What is required: Identify each line below containing the string "JSON" and copy it.

Dataset items
● ● ● ● ●
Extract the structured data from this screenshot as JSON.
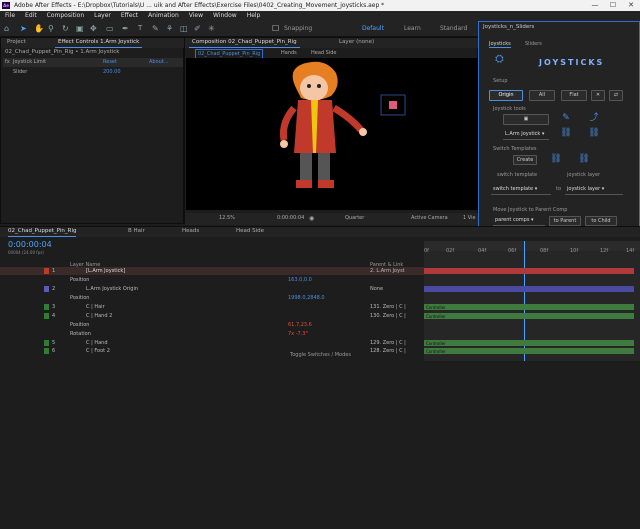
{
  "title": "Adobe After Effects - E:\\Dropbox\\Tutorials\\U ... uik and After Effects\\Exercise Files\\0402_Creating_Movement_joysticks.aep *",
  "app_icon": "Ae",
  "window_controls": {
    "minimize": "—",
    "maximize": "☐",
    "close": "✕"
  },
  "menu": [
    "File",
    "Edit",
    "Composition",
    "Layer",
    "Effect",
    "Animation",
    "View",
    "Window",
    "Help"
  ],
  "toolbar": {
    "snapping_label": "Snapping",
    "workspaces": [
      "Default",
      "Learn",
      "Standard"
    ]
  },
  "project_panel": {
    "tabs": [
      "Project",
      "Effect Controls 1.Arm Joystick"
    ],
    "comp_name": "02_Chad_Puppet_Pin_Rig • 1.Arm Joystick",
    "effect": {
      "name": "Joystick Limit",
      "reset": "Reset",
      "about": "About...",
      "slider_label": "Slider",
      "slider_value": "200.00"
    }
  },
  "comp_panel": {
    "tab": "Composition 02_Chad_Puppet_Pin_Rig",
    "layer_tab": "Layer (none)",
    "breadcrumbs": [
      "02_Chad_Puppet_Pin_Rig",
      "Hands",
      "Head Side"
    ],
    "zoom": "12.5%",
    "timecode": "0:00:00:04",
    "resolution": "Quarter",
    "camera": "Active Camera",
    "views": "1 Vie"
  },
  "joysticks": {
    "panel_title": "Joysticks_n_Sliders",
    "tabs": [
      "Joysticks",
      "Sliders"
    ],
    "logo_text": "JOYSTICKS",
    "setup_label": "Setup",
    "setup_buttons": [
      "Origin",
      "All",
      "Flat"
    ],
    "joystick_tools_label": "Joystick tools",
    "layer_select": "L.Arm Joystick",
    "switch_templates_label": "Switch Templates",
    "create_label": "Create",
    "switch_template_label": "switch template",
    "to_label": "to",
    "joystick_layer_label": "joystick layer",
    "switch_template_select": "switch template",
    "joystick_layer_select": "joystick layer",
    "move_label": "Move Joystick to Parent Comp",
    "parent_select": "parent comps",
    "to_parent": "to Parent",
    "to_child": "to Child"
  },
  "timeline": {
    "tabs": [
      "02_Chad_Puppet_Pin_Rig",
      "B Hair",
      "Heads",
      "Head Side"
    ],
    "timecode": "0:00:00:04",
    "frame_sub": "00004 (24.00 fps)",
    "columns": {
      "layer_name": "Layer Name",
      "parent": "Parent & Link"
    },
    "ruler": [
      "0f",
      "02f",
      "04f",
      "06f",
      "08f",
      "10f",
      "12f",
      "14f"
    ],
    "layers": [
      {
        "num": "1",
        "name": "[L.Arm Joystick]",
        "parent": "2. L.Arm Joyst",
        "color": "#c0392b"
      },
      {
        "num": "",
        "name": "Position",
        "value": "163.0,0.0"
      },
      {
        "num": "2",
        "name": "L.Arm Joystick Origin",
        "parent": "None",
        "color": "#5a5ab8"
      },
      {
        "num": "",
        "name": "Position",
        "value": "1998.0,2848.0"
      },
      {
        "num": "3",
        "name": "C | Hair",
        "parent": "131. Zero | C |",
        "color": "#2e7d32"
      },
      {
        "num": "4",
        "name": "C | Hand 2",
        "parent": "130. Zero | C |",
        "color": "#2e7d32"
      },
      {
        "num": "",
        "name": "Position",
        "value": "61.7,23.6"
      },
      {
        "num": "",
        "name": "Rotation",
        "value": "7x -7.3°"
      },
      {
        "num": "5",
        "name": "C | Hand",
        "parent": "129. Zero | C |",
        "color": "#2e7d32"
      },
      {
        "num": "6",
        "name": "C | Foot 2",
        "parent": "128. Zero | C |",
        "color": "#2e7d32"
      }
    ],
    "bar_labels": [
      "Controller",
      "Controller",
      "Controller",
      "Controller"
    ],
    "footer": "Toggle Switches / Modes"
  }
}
● ● ● ● ●
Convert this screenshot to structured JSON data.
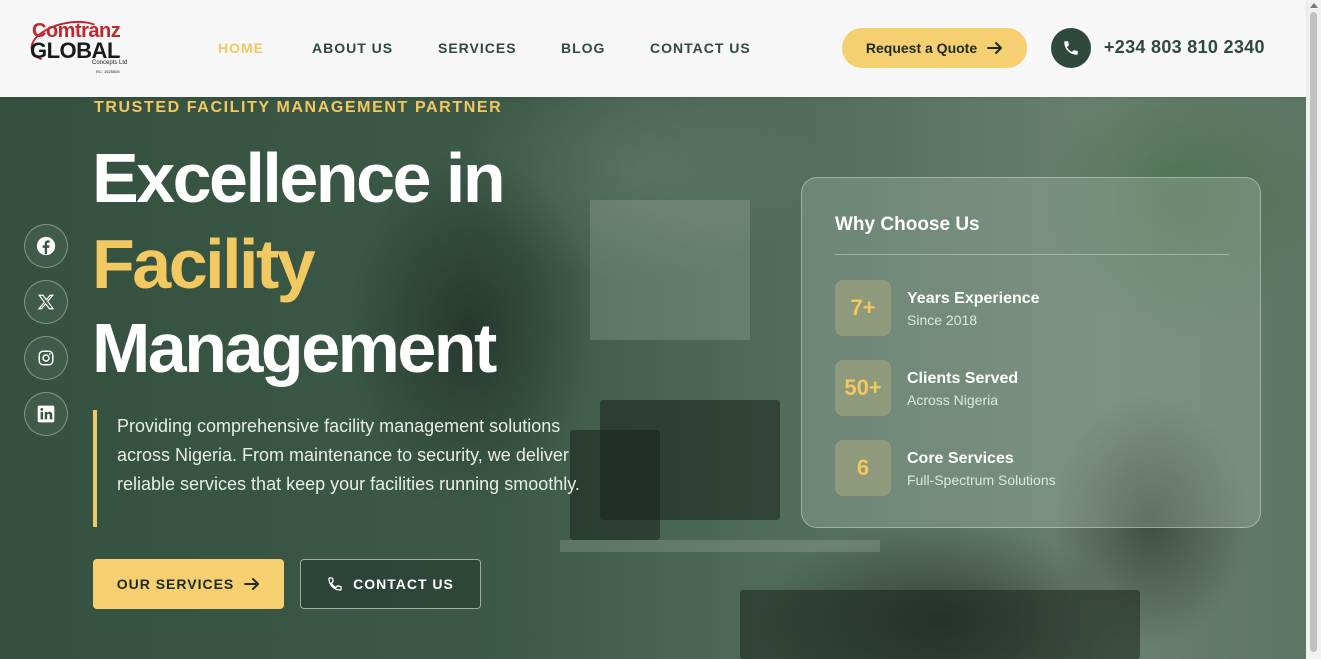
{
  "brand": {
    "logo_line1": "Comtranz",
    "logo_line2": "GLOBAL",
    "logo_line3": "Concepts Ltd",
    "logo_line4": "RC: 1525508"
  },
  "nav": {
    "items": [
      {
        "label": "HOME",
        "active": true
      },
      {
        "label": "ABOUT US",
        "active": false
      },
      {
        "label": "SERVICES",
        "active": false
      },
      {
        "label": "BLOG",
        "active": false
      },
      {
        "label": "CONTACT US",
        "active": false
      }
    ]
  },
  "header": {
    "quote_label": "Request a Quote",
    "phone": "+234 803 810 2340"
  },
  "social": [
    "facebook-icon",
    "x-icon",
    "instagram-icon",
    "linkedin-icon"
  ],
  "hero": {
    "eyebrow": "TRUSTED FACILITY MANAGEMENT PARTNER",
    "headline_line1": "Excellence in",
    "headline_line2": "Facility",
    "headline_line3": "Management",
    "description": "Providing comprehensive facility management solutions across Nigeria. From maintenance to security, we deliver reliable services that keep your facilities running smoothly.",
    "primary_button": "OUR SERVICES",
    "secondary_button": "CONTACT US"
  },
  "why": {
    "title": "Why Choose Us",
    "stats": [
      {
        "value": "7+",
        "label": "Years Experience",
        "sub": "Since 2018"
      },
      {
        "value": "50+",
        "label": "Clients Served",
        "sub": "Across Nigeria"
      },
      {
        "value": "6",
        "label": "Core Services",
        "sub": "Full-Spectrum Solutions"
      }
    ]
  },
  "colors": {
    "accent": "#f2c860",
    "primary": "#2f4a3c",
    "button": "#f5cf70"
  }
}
● ● ● ● ●
Answer:
Extract the structured data from this screenshot as JSON.
Convert this screenshot to structured JSON data.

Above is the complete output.